#### WHAT IS EXPECTED:
Restate all the material verbatim, except for the pictures.

#### EXCERPTED RECORDS:
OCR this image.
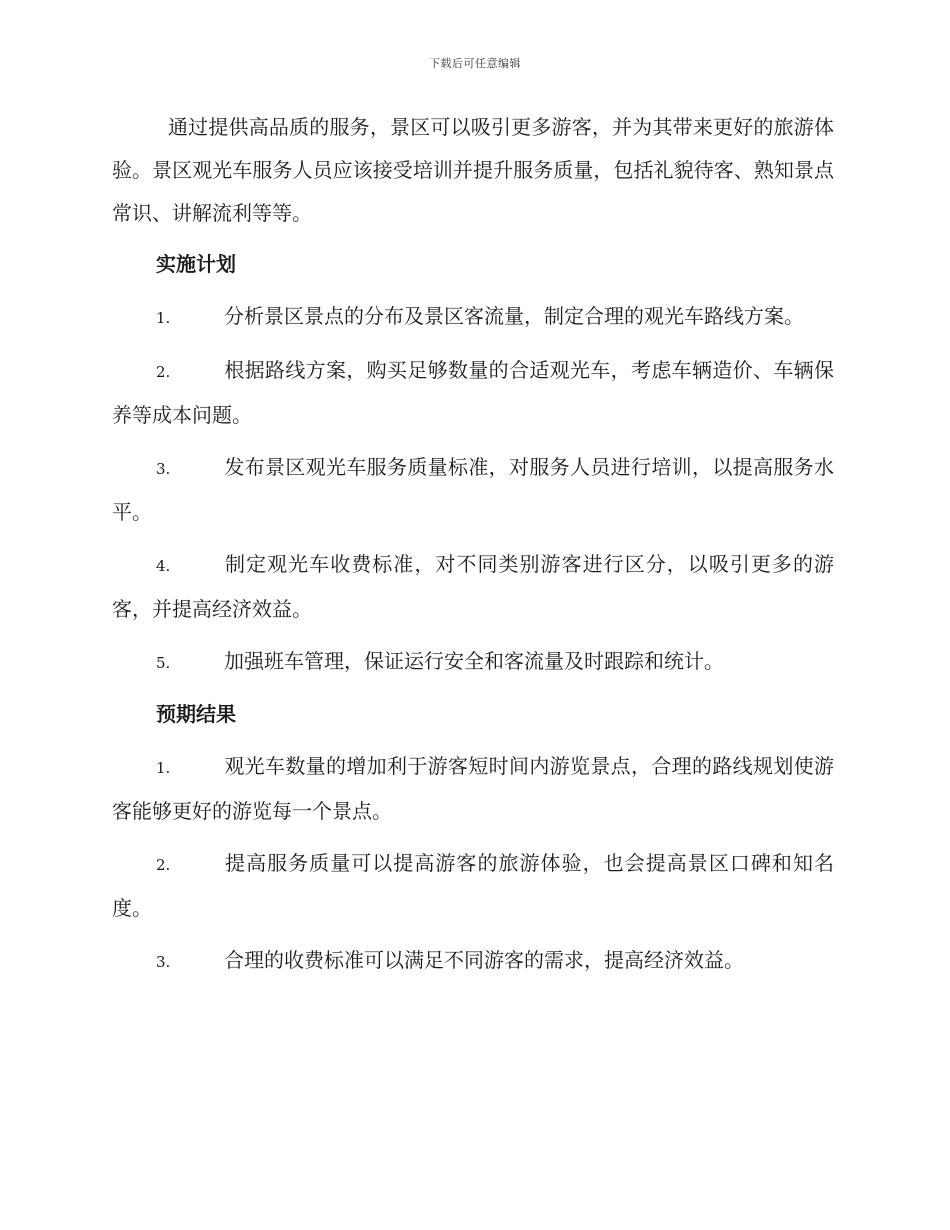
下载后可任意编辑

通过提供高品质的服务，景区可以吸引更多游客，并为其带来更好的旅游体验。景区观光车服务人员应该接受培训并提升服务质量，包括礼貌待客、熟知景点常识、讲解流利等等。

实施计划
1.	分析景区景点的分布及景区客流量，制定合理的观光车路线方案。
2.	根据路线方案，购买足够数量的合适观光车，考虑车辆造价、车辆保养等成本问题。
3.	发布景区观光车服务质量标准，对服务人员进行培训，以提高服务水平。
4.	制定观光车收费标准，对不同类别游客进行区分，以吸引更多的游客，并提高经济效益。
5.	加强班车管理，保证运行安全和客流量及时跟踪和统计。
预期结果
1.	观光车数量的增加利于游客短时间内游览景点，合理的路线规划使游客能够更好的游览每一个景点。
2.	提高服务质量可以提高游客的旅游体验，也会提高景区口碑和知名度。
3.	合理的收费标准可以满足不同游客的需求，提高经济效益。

#### WRITTEN RESPONSE:
OCR this image.
下载后可任意编辑

通过提供高品质的服务，景区可以吸引更多游客，并为其带来更好的旅游体验。景区观光车服务人员应该接受培训并提升服务质量，包括礼貌待客、熟知景点常识、讲解流利等等。

实施计划
1.	分析景区景点的分布及景区客流量，制定合理的观光车路线方案。
2.	根据路线方案，购买足够数量的合适观光车，考虑车辆造价、车辆保养等成本问题。
3.	发布景区观光车服务质量标准，对服务人员进行培训，以提高服务水平。
4.	制定观光车收费标准，对不同类别游客进行区分，以吸引更多的游客，并提高经济效益。
5.	加强班车管理，保证运行安全和客流量及时跟踪和统计。
预期结果
1.	观光车数量的增加利于游客短时间内游览景点，合理的路线规划使游客能够更好的游览每一个景点。
2.	提高服务质量可以提高游客的旅游体验，也会提高景区口碑和知名度。
3.	合理的收费标准可以满足不同游客的需求，提高经济效益。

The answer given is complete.